* _SOURCE EXCERPT_:
◇ ◇ ◇ ◇ ◇ ◇ ◇

SF Real Estate Summer Stats Are In!

The San Francisco real estate market didn’t seem to slow down this summer. I was “on vacation” last week, but still reported for duty to prep my upcoming listing, manage my current seller escrow and write offers. Many of my colleagues continued to bring on new listings straight through to the end of August, despite the threat of Burning Man and Labor Day weekend thinning the buyer pool.

And in fact, the last week of August saw many listings coming up dry when offer dates arrived. But I don’t think that this was because the market is softening significantly.

How did buyers and sellers fare in July and August—and what’s on tap for the Fall? I think it’s useful to take a brief look at the single-family home and condo markets individually, as they’re two different animals that need separate analysis:

Summer & Single-Family Homes
The Upshot
The selling pattern for houses continues to see buyers paying more than the list price. Of the 400 houses sold, only 12% closed for under asking, and a meager 4% changed hands for the actual list price. (And when I say that buyers paid less than asking, the differential was only in the 3-7% range under list.)

The average house price was $1.4M, up 9% over July-August 2013. But sales volume decreased by 22%, meaning less buyers weren’t willing or able to pay market value for San Francisco houses this summer.

Overbidding
The average overbid for a house citywide was 10%. But the SF Overbidders Club welcomed 70 new members who paid 25% or more for their homes. These massive overbid hot spots were centered around Bernal Heights, Glen Park and, for some reason, Lake Shore.

Cash Sales
17% of the single-family homes sold in July and August were paid for in cash. The largest cash sale? 2602 Pacific in Pacific Heights, a 6BR/6.5BA property listed for $8,995,000 that closed for $8,250,000.

Luxury Market
A healthy number of houses (67) sold for between $2M-$9.5M.

What’s Up for Houses in the Fall?
Sellers will heed their real estate agents’ advice and continue to list their homes for less than market value to attract as many buyers as possible. Volume will pick up in September through mid November, when a new crop of buyers (and, of course, existing buyers who have been unsuccessful to date) get serious about making a purchase before the end of the year. Sellers will do a double take of the summer stats and take advantage of the market, particularly in the hot spots. (Lake Shore homeowners, get on the ball.) Contractors and developers will be out in full force in popular neighborhoods, picking up fixers to flip.

◇ ◇ ◇ ◇ ◇ ◇ ◇

[Annotated element entries]
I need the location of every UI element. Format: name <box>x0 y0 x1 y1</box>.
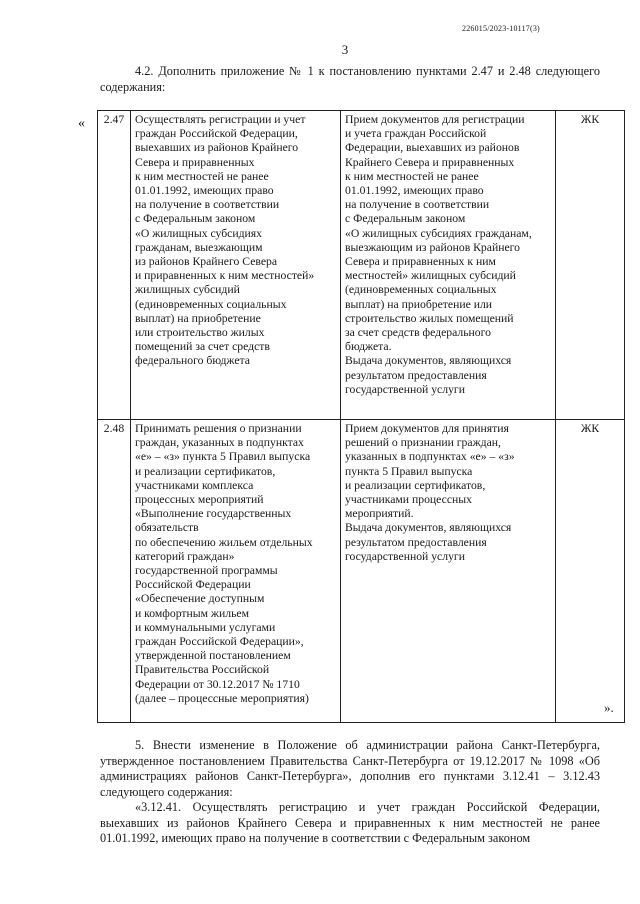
amendment-table <box>97 110 625 723</box>
text-line: помещений за счет средств <box>135 340 270 354</box>
text-line: и реализации сертификатов, <box>135 464 276 478</box>
item-number-cell: 2.48 <box>98 420 131 723</box>
intro-section <box>100 64 600 95</box>
text-line: категорий граждан» <box>135 549 235 563</box>
text-line: на получение в соответствии <box>135 198 280 212</box>
text-line: Российской Федерации <box>135 578 251 592</box>
text-line: 01.01.1992, имеющих право <box>135 184 274 198</box>
text-line: «О жилищных субсидиях <box>135 226 263 240</box>
text-line: строительство жилых помещений <box>345 311 514 325</box>
text-line: граждан, указанных в подпунктах <box>135 436 304 450</box>
text-line: с Федеральным законом <box>345 212 466 226</box>
text-line: указанных в подпунктах «е» – «з» <box>345 450 515 464</box>
text-line: граждан Российской Федерации, <box>135 127 298 141</box>
text-line: по обеспечению жильем отдельных <box>135 535 313 549</box>
text-line: выезжающим из районов Крайнего <box>345 240 521 254</box>
text-line: государственной программы <box>135 564 278 578</box>
text-line: и комфортным жильем <box>135 606 249 620</box>
text-line: и реализации сертификатов, <box>345 478 486 492</box>
closing-quote-mark: ». <box>604 700 614 715</box>
opening-quote-mark: « <box>78 116 85 131</box>
text-line: «О жилищных субсидиях гражданам, <box>345 226 532 240</box>
text-line: государственной услуги <box>345 382 465 396</box>
text-line: 01.01.1992, имеющих право <box>345 184 484 198</box>
text-line: Выдача документов, являющихся <box>345 521 512 535</box>
text-line: и учета граждан Российской <box>345 127 487 141</box>
section-5 <box>100 738 600 847</box>
text-line: участниками комплекса <box>135 478 254 492</box>
text-line: или строительство жилых <box>135 326 265 340</box>
text-line: местностей» жилищных субсидий <box>345 269 516 283</box>
text-line: гражданам, выезжающим <box>135 240 263 254</box>
text-line: утвержденной постановлением <box>135 649 291 663</box>
text-line: результатом предоставления <box>345 535 487 549</box>
section-5-paragraph: 5. Внести изменение в Положение об администрации района Санкт-Петербурга, утвержденное постановлением Правительства Санкт-Петербурга от 19.12.2017 № 1098 «Об администрациях районов Санкт-Петербурга», дополнив его пунктами 3.12.41 – 3.12.43 следующего содержания: <box>100 738 600 799</box>
text-line: (далее – процессные мероприятия) <box>135 691 309 705</box>
page-number: 3 <box>341 42 349 57</box>
text-line: результатом предоставления <box>345 368 487 382</box>
text-line: процессных мероприятий <box>135 493 264 507</box>
text-line: выплат) на приобретение <box>135 311 261 325</box>
text-line: граждан Российской Федерации», <box>135 635 304 649</box>
text-line: выплат) на приобретение или <box>345 297 493 311</box>
text-line: Прием документов для регистрации <box>345 113 525 126</box>
text-line: Осуществлять регистрации и учет <box>135 113 306 126</box>
text-line: к ним местностей не ранее <box>345 169 479 183</box>
text-line: бюджета. <box>345 340 392 354</box>
text-line: Крайнего Севера и приравненных <box>345 155 515 169</box>
text-line: выехавших из районов Крайнего <box>135 141 299 155</box>
text-line: к ним местностей не ранее <box>135 169 269 183</box>
text-line: за счет средств федерального <box>345 326 492 340</box>
function-description-cell <box>131 420 341 723</box>
procedure-description-cell <box>341 420 556 723</box>
text-line: и приравненных к ним местностей» <box>135 269 315 283</box>
text-line: «Обеспечение доступным <box>135 592 265 606</box>
intro-paragraph: 4.2. Дополнить приложение № 1 к постановлению пунктами 2.47 и 2.48 следующего содержания: <box>100 64 600 94</box>
text-line: мероприятий. <box>345 507 414 521</box>
text-line: (единовременных социальных <box>345 283 497 297</box>
code-cell: ЖК <box>556 111 625 420</box>
text-line: государственной услуги <box>345 549 465 563</box>
text-line: «Выполнение государственных <box>135 507 292 521</box>
text-line: Федерации, выехавших из районов <box>345 141 520 155</box>
text-line: участниками процессных <box>345 493 472 507</box>
text-line: Севера и приравненных <box>135 155 255 169</box>
table-row-2-47 <box>98 111 625 420</box>
text-line: обязательств <box>135 521 199 535</box>
text-line: на получение в соответствии <box>345 198 490 212</box>
text-line: (единовременных социальных <box>135 297 287 311</box>
item-number-cell: 2.47 <box>98 111 131 420</box>
text-line: пункта 5 Правил выпуска <box>345 464 473 478</box>
text-line: Выдача документов, являющихся <box>345 354 512 368</box>
text-line: Прием документов для принятия <box>345 422 509 435</box>
document-number: 226015/2023-10117(3) <box>462 24 540 33</box>
text-line: с Федеральным законом <box>135 212 256 226</box>
procedure-description-cell <box>341 111 556 420</box>
text-line: федерального бюджета <box>135 354 250 368</box>
text-line: Принимать решения о признании <box>135 422 302 435</box>
text-line: из районов Крайнего Севера <box>135 255 278 269</box>
text-line: Правительства Российской <box>135 663 270 677</box>
code-cell: ЖК <box>556 420 625 723</box>
text-line: Севера и приравненных к ним <box>345 255 496 269</box>
function-description-cell <box>131 111 341 420</box>
text-line: решений о признании граждан, <box>345 436 501 450</box>
text-line: жилищных субсидий <box>135 283 240 297</box>
text-line: Федерации от 30.12.2017 № 1710 <box>135 677 300 691</box>
text-line: «е» – «з» пункта 5 Правил выпуска <box>135 450 311 464</box>
table-row-2-48 <box>98 420 625 723</box>
section-5-item: «3.12.41. Осуществлять регистрацию и учет граждан Российской Федерации, выехавших из районов Крайнего Севера и приравненных к ним местностей не ранее 01.01.1992, имеющих право на получение в соответствии с Федеральным законом <box>100 800 600 845</box>
text-line: и коммунальными услугами <box>135 620 276 634</box>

◇ ◇ ◇ ◇ ◇ ◇ ◇

* _INSTRUCTIONS_:
**a)** Decide whether each statement agrees with the San Francisco real estate post, answering yes or no and quoting the words of the post that settle it: (i) only 12% of the 400 houses sold closed for under asking; (ii) the average house price of $1.4M was lower than in July-August 2013; (iii) 25% of the single-family homes sold in July and August were paid for in cash.
**b)** Copy the San Francisco real estate post word for word, between "The average house" and "closed for $8,250,000.", inclusive.
The data above plays no part in what comes next.

* _RESPONSES PER TASK_:
**a)**
(i) Yes: "Of the 400 houses sold, only 12% closed for under asking"
(ii) No: "The average house price was $1.4M, up 9% over July-August 2013."
(iii) No: "17% of the single-family homes sold in July and August were paid for in cash."

**b)**
The average house price was $1.4M, up 9% over July-August 2013. But sales volume decreased by 22%, meaning less buyers weren’t willing or able to pay market value for San Francisco houses this summer.

Overbidding
The average overbid for a house citywide was 10%. But the SF Overbidders Club welcomed 70 new members who paid 25% or more for their homes. These massive overbid hot spots were centered around Bernal Heights, Glen Park and, for some reason, Lake Shore.

Cash Sales
17% of the single-family homes sold in July and August were paid for in cash. The largest cash sale? 2602 Pacific in Pacific Heights, a 6BR/6.5BA property listed for $8,995,000 that closed for $8,250,000.